:: What to do ::
Output each line exactly as it appears, skipping any embedded picture.
>> Begin
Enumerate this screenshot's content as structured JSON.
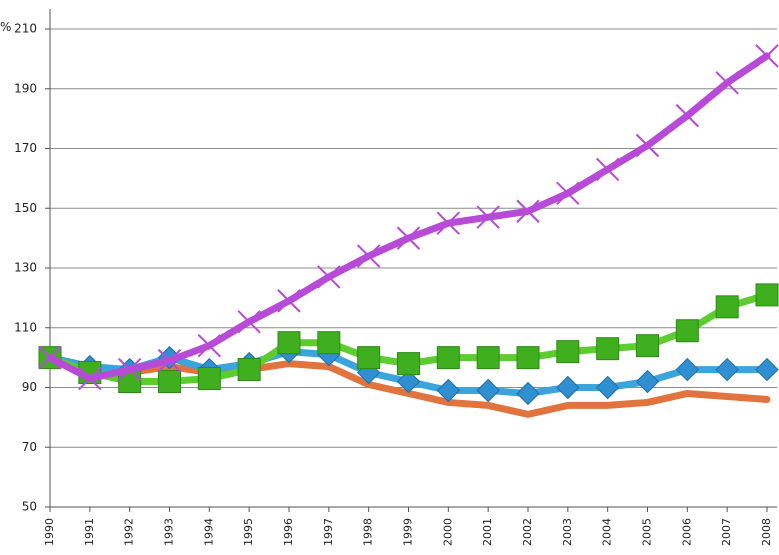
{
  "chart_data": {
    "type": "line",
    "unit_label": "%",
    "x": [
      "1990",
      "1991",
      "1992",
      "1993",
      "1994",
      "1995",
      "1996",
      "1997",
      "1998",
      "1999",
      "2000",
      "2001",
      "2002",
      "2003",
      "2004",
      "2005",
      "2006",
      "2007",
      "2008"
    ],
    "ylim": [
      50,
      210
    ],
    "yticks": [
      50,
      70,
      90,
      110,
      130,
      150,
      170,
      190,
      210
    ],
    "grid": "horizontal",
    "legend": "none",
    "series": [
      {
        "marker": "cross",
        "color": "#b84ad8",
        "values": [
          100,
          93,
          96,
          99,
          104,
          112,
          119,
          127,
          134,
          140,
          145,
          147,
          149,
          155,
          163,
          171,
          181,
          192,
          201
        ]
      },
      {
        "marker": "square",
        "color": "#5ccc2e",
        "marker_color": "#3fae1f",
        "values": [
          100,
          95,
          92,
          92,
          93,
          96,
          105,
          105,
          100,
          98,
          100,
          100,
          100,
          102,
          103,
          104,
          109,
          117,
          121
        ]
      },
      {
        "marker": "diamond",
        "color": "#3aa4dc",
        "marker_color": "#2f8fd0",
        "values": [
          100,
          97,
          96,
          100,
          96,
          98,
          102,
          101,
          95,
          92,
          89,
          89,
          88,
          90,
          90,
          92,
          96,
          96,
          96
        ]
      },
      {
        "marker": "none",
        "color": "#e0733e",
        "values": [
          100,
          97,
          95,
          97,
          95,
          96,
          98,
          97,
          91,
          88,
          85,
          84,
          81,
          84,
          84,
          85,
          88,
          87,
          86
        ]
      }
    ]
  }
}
>> End
:: Correct response ::
Enumerate this screenshot's content as structured JSON.
{
  "chart_data": {
    "type": "line",
    "unit_label": "%",
    "x": [
      "1990",
      "1991",
      "1992",
      "1993",
      "1994",
      "1995",
      "1996",
      "1997",
      "1998",
      "1999",
      "2000",
      "2001",
      "2002",
      "2003",
      "2004",
      "2005",
      "2006",
      "2007",
      "2008"
    ],
    "ylim": [
      50,
      210
    ],
    "yticks": [
      50,
      70,
      90,
      110,
      130,
      150,
      170,
      190,
      210
    ],
    "grid": "horizontal",
    "legend": "none",
    "series": [
      {
        "marker": "cross",
        "color": "#b84ad8",
        "values": [
          100,
          93,
          96,
          99,
          104,
          112,
          119,
          127,
          134,
          140,
          145,
          147,
          149,
          155,
          163,
          171,
          181,
          192,
          201
        ]
      },
      {
        "marker": "square",
        "color": "#5ccc2e",
        "marker_color": "#3fae1f",
        "values": [
          100,
          95,
          92,
          92,
          93,
          96,
          105,
          105,
          100,
          98,
          100,
          100,
          100,
          102,
          103,
          104,
          109,
          117,
          121
        ]
      },
      {
        "marker": "diamond",
        "color": "#3aa4dc",
        "marker_color": "#2f8fd0",
        "values": [
          100,
          97,
          96,
          100,
          96,
          98,
          102,
          101,
          95,
          92,
          89,
          89,
          88,
          90,
          90,
          92,
          96,
          96,
          96
        ]
      },
      {
        "marker": "none",
        "color": "#e0733e",
        "values": [
          100,
          97,
          95,
          97,
          95,
          96,
          98,
          97,
          91,
          88,
          85,
          84,
          81,
          84,
          84,
          85,
          88,
          87,
          86
        ]
      }
    ]
  }
}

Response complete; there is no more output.